▶ **Aim of the task**:
Lines that contain "icon" are to be counted; give only their number.

▶ **Dataset records**:
## BEGIN

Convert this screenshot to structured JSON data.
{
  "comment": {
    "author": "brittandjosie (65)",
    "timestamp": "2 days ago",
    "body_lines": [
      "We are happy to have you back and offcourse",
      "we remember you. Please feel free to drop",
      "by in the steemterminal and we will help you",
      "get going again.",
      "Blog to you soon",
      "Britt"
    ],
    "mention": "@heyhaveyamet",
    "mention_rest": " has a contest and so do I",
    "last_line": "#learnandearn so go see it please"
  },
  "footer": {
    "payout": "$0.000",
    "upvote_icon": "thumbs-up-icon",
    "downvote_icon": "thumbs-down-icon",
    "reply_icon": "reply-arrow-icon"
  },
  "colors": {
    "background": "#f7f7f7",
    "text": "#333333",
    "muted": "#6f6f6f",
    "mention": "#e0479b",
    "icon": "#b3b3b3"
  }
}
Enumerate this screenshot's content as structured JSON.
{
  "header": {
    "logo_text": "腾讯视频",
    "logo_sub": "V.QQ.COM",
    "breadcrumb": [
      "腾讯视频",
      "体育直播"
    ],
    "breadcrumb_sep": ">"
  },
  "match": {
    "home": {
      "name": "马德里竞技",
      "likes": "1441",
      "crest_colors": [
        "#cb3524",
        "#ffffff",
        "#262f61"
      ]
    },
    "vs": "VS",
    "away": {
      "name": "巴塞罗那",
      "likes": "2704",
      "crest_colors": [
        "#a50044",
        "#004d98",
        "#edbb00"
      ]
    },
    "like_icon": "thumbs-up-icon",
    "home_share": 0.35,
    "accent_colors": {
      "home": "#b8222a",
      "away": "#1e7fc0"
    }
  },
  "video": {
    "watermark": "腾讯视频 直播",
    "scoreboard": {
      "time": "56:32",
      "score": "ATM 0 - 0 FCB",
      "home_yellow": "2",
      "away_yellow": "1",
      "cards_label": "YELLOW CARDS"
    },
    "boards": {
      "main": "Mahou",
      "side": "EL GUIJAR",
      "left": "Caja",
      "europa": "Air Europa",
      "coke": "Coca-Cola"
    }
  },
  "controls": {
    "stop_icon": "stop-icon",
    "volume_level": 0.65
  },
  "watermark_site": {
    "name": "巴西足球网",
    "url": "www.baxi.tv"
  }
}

## END

▶ **Expected output**:
6